* Begin EXERCISE INPUTS *

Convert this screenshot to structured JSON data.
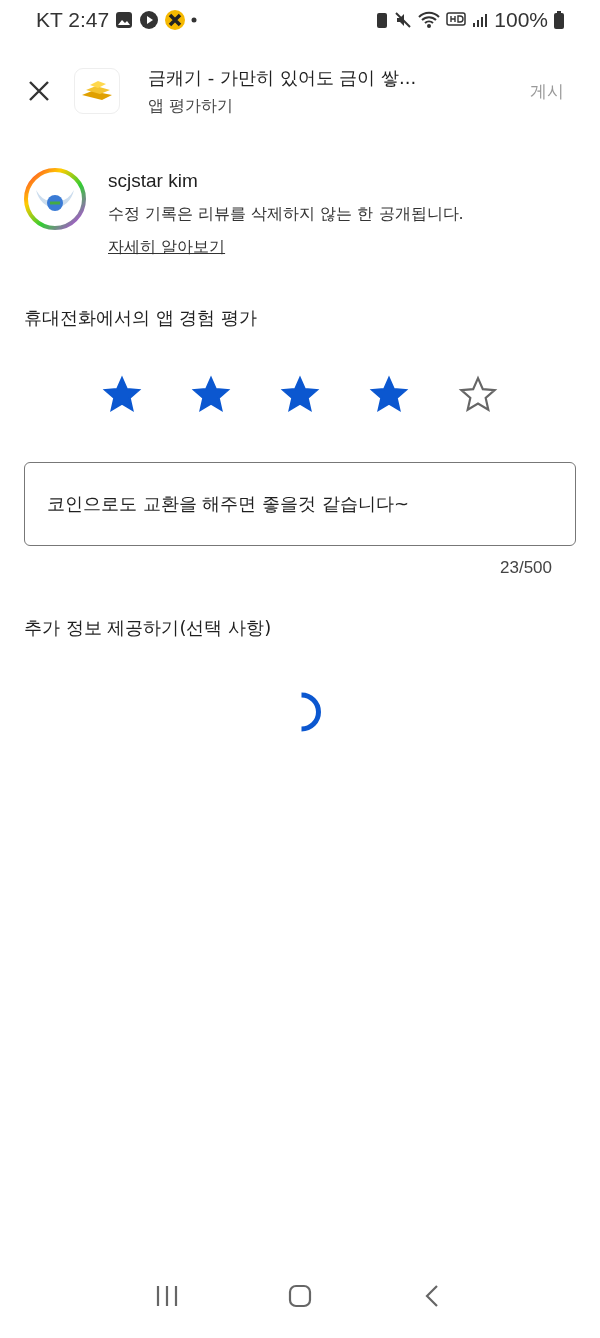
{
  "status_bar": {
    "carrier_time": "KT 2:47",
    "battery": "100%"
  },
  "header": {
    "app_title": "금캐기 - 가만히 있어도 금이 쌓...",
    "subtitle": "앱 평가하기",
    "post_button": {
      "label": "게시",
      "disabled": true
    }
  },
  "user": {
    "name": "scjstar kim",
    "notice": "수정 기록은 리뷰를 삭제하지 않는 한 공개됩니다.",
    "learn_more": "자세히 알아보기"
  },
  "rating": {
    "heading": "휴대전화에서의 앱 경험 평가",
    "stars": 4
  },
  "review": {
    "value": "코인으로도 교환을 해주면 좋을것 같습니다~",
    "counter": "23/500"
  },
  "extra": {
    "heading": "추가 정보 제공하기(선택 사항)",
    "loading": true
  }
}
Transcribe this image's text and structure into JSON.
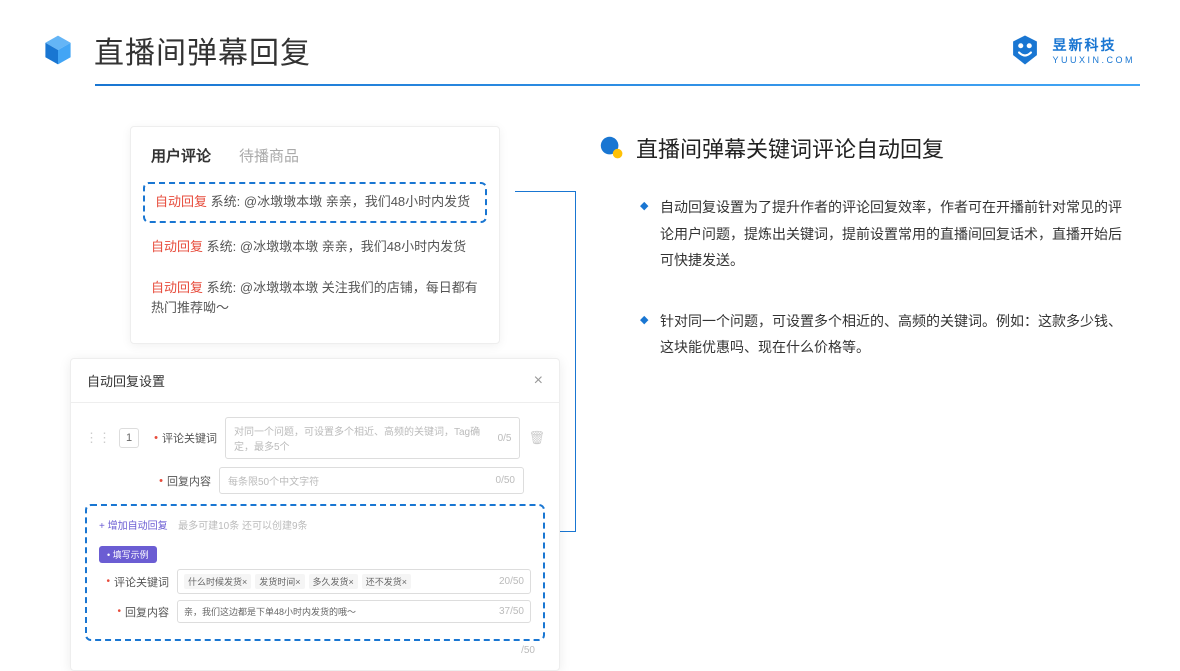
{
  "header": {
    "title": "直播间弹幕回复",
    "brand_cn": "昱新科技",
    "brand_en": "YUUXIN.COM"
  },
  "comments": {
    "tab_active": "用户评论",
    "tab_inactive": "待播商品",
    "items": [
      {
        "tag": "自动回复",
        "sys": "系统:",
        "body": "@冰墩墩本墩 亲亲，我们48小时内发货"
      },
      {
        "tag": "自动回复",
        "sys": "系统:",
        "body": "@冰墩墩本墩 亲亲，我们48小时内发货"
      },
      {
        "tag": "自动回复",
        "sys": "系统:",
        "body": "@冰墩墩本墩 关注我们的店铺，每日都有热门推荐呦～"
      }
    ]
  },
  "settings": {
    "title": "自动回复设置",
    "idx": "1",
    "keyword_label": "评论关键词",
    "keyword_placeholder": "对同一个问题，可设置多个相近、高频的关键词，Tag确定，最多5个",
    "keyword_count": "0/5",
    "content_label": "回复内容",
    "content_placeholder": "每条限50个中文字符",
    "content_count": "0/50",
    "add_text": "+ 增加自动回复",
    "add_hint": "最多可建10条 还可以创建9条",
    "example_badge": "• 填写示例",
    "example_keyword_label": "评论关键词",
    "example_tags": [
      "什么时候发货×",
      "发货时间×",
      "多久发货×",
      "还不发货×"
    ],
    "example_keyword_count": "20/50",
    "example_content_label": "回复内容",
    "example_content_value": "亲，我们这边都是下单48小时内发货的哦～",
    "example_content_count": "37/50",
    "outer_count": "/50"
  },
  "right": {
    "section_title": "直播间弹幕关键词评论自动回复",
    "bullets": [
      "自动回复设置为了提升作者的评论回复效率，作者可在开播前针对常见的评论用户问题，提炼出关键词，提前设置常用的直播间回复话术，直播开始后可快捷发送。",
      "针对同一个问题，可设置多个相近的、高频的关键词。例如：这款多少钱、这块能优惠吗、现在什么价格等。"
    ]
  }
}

* End EXERCISE INPUTS *

WHAT TO PRODUCE:
Show, from the material above, each line that includes the string "高频的关键词".

TASK RESPONSE:
    "keyword_placeholder": "对同一个问题，可设置多个相近、高频的关键词，Tag确定，最多5个",
      "针对同一个问题，可设置多个相近的、高频的关键词。例如：这款多少钱、这块能优惠吗、现在什么价格等。"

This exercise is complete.